____ DATA PROVIDED

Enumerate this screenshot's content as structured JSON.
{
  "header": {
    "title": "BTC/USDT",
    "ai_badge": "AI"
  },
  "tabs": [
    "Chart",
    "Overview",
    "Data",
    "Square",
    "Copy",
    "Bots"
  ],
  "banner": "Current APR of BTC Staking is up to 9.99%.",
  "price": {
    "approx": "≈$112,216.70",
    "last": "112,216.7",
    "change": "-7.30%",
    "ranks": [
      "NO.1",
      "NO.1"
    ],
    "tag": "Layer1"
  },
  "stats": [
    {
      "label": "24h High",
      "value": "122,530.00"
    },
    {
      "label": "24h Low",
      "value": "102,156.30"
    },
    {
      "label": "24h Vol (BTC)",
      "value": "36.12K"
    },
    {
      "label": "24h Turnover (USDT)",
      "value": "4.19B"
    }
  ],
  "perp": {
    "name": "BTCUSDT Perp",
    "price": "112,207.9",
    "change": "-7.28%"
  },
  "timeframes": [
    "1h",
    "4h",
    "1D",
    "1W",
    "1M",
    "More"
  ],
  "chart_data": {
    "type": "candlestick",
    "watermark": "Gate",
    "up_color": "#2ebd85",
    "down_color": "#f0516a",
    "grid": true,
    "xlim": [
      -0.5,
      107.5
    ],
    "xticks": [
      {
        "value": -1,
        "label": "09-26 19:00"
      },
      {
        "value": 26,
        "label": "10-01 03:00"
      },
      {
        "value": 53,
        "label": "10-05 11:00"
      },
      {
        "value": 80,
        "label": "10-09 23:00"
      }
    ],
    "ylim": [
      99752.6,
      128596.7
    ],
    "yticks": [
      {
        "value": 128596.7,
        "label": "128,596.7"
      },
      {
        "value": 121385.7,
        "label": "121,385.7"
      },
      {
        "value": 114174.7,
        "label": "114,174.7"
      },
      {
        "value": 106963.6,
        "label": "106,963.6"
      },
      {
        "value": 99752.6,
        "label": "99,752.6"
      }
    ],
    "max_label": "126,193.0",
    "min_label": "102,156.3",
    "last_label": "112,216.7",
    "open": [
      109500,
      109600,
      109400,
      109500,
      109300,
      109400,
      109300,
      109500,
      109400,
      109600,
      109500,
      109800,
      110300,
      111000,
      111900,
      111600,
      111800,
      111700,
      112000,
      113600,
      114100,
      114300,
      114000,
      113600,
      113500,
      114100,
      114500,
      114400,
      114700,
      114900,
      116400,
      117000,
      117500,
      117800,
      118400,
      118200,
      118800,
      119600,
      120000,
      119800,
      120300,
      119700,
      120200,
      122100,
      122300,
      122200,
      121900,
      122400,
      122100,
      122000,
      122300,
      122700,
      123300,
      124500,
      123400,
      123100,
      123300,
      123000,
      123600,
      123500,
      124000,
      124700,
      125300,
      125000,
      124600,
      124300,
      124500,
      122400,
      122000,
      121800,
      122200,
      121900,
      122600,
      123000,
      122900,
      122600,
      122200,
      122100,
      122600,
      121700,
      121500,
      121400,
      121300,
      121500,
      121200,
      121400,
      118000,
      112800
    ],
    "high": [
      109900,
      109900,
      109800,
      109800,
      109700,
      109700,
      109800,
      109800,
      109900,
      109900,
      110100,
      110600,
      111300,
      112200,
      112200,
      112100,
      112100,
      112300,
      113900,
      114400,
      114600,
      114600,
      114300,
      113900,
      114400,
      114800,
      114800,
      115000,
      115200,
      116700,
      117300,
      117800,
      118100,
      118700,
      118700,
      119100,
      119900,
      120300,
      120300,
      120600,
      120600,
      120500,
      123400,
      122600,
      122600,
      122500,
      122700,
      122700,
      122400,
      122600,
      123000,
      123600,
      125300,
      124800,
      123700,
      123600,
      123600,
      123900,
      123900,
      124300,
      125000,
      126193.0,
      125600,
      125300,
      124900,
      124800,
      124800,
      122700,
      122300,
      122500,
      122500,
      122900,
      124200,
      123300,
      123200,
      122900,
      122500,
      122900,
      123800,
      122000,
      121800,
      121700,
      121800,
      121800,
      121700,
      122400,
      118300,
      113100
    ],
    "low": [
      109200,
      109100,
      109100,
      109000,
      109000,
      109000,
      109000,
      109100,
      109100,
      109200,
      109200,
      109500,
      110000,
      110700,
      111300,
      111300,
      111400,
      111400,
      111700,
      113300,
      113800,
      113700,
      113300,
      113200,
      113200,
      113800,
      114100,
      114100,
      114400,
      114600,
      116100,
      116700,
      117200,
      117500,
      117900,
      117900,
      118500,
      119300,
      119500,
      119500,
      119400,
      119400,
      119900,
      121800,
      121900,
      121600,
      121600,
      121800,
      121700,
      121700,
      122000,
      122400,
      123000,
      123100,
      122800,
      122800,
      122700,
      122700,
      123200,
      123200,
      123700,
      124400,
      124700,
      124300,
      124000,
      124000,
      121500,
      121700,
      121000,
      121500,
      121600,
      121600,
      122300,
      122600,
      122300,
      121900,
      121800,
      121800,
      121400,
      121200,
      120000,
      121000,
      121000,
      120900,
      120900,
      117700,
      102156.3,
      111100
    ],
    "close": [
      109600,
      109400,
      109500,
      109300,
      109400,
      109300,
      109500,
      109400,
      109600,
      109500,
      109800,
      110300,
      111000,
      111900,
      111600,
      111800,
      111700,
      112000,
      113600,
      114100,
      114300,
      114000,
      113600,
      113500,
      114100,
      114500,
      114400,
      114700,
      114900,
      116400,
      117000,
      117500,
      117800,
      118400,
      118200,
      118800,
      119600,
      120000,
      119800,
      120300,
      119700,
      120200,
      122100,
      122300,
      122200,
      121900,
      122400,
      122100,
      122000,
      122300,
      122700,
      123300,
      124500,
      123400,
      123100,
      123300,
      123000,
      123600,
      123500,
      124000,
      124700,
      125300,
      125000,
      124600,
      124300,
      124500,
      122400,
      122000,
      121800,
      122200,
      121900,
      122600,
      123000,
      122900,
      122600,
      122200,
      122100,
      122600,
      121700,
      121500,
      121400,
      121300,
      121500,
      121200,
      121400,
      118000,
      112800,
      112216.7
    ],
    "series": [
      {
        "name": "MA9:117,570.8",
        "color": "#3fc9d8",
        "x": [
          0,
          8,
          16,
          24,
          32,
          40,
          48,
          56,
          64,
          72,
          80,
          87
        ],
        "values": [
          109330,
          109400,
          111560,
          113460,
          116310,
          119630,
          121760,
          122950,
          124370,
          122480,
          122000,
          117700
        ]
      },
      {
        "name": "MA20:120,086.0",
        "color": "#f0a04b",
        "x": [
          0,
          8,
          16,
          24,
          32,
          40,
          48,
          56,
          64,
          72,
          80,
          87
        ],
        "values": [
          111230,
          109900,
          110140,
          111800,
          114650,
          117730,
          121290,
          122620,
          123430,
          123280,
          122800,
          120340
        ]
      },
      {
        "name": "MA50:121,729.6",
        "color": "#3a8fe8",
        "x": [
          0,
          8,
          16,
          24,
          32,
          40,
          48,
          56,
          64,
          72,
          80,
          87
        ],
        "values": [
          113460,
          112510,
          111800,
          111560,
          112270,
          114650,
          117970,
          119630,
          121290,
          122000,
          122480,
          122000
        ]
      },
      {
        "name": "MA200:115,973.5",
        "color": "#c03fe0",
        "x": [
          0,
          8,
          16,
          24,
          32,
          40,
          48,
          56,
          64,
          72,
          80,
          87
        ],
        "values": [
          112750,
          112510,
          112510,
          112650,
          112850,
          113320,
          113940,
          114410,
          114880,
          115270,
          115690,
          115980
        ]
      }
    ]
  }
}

________

PROBLEM DESCRIPTION
Which lines hold the string "name"? Copy all of them from the data above.

SOLUTION TO THIS TASK
    "name": "BTCUSDT Perp",
        "name": "MA9:117,570.8",
        "name": "MA20:120,086.0",
        "name": "MA50:121,729.6",
        "name": "MA200:115,973.5",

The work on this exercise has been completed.